> _Provided entries_:
****
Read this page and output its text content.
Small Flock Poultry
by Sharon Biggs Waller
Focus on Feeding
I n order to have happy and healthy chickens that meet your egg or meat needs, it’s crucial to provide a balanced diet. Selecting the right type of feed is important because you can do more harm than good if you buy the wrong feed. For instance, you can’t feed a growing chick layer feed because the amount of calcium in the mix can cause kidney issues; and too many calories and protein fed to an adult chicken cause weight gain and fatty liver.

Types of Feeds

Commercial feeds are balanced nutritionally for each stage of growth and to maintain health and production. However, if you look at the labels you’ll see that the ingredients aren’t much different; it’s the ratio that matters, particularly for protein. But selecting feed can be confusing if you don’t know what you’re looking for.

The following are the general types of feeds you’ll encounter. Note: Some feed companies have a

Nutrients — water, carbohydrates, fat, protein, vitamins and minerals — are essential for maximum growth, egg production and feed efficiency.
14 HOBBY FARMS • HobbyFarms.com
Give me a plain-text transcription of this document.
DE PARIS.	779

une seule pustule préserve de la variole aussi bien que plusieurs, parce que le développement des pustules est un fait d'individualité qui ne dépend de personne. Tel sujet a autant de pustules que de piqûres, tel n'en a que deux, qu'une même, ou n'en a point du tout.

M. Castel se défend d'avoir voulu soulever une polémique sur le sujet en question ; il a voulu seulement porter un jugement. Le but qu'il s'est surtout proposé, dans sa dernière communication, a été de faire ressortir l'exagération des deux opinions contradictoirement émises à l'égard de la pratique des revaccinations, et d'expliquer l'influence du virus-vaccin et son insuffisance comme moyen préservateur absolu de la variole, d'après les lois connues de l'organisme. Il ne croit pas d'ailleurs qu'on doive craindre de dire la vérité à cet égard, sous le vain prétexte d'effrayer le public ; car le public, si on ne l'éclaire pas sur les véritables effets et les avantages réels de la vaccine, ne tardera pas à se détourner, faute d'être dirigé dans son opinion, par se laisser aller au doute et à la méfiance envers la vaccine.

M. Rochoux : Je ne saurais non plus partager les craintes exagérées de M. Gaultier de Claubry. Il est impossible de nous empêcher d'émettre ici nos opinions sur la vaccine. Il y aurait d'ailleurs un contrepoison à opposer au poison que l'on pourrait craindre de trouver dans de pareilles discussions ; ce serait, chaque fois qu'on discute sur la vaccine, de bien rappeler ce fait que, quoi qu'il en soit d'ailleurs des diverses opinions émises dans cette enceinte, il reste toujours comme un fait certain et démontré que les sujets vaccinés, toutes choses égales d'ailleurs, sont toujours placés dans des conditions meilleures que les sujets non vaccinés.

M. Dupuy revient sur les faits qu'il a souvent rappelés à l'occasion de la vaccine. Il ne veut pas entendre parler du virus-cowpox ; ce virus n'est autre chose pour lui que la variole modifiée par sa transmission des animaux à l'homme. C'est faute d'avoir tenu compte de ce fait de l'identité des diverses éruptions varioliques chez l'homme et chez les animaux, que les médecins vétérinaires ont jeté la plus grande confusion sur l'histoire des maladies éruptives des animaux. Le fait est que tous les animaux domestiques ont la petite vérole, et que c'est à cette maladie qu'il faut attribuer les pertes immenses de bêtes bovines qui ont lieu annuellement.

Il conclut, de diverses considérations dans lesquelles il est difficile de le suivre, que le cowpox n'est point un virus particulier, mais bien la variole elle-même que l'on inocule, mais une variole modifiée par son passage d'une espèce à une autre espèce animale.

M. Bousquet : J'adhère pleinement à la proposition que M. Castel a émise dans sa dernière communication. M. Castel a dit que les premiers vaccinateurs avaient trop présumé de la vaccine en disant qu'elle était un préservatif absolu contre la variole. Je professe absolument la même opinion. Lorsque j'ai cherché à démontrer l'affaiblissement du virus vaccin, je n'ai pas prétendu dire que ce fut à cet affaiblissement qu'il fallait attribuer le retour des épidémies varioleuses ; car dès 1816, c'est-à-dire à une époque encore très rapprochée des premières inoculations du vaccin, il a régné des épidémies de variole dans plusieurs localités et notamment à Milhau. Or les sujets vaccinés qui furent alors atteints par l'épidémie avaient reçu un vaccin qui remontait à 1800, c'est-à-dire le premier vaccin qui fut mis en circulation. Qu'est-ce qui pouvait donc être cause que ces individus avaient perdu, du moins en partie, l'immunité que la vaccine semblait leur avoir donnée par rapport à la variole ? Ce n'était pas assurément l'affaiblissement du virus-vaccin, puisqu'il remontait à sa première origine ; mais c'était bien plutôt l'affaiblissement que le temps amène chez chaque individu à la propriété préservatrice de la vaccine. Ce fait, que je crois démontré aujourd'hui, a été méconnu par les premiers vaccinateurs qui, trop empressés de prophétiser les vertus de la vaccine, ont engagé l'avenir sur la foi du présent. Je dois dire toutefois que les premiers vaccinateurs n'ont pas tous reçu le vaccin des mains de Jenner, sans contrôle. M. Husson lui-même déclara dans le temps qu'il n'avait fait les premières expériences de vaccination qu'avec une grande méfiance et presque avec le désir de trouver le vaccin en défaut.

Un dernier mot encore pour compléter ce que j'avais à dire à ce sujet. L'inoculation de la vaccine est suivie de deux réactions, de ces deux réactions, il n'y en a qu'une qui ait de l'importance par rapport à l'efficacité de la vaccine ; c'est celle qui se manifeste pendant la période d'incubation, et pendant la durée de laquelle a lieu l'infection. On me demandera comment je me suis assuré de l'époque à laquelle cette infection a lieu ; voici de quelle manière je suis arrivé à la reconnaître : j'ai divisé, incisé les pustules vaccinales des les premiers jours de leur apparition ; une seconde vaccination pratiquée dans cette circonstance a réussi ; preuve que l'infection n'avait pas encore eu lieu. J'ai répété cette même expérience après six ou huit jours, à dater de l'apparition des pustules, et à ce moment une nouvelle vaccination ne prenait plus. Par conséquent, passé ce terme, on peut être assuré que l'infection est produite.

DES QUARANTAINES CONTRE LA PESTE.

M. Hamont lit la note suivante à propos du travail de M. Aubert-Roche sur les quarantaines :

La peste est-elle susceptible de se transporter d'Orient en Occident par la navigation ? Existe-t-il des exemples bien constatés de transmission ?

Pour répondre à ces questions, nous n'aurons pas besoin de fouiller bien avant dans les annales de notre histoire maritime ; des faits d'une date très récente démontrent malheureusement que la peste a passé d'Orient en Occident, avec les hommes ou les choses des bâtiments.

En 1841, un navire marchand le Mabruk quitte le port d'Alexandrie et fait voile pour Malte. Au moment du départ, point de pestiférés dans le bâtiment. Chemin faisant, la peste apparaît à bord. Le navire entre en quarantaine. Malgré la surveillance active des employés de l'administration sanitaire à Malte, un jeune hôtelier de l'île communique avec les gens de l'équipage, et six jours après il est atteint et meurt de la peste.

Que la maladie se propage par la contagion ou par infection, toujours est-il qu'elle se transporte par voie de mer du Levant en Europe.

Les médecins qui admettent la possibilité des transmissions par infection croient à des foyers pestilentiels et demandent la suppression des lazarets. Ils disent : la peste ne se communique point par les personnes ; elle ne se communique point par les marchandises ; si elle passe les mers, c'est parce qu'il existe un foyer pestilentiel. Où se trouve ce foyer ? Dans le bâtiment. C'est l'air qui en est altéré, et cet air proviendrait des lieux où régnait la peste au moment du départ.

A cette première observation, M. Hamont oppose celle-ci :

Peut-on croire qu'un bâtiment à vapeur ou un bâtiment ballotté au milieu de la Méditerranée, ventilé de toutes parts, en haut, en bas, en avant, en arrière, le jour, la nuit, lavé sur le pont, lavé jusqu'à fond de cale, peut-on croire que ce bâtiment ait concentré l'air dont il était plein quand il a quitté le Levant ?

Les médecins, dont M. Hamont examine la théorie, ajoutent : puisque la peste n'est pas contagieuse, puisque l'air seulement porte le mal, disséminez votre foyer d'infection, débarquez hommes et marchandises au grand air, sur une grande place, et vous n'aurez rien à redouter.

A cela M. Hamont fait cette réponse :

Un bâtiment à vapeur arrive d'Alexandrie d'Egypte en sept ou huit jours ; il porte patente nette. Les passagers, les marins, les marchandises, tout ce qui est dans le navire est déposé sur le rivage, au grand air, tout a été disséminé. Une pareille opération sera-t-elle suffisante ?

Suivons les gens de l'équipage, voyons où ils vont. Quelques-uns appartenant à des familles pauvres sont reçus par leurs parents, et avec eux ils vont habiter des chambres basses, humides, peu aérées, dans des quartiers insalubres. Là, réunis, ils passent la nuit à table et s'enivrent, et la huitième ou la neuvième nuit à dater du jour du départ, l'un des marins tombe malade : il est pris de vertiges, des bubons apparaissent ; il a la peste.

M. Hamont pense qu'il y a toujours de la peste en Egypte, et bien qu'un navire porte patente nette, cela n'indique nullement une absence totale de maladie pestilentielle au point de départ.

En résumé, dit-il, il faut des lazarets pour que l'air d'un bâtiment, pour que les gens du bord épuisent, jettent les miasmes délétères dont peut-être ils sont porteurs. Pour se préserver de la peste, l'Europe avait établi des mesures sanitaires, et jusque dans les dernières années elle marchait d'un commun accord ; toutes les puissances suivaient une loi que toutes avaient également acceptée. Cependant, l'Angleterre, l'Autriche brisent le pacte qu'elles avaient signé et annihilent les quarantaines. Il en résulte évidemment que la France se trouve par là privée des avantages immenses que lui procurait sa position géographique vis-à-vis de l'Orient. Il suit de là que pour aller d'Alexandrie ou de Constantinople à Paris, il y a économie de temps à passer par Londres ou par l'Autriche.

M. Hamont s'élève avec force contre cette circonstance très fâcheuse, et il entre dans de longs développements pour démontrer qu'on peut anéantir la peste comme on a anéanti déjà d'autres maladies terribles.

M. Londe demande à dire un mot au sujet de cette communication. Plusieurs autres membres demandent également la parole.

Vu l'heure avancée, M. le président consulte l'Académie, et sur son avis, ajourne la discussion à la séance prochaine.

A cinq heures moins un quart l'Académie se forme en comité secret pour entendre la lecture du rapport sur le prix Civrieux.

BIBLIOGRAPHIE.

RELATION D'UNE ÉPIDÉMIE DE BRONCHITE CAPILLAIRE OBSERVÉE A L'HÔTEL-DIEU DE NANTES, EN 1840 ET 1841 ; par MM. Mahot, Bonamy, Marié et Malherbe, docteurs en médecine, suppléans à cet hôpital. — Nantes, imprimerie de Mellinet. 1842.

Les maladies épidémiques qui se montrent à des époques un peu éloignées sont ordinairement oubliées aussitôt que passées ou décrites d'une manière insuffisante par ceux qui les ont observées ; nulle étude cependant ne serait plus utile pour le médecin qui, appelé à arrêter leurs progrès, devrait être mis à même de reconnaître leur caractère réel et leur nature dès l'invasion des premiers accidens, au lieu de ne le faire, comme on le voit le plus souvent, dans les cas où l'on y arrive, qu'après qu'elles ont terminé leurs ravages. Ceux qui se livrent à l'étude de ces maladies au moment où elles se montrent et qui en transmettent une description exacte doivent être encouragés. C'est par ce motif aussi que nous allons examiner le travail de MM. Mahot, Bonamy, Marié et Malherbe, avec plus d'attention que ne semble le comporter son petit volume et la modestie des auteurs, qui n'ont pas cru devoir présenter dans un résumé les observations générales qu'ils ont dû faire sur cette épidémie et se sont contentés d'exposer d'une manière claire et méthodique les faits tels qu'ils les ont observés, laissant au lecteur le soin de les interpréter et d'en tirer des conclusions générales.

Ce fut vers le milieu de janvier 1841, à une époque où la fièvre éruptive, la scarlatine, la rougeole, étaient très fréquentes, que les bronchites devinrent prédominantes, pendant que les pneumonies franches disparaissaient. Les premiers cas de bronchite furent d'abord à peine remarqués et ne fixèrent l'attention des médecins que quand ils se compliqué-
****
> _What to produce_: Based on the records above, count the lines in which "seulement" occurs and provide only the number.

> _Solution for this exercise_: 2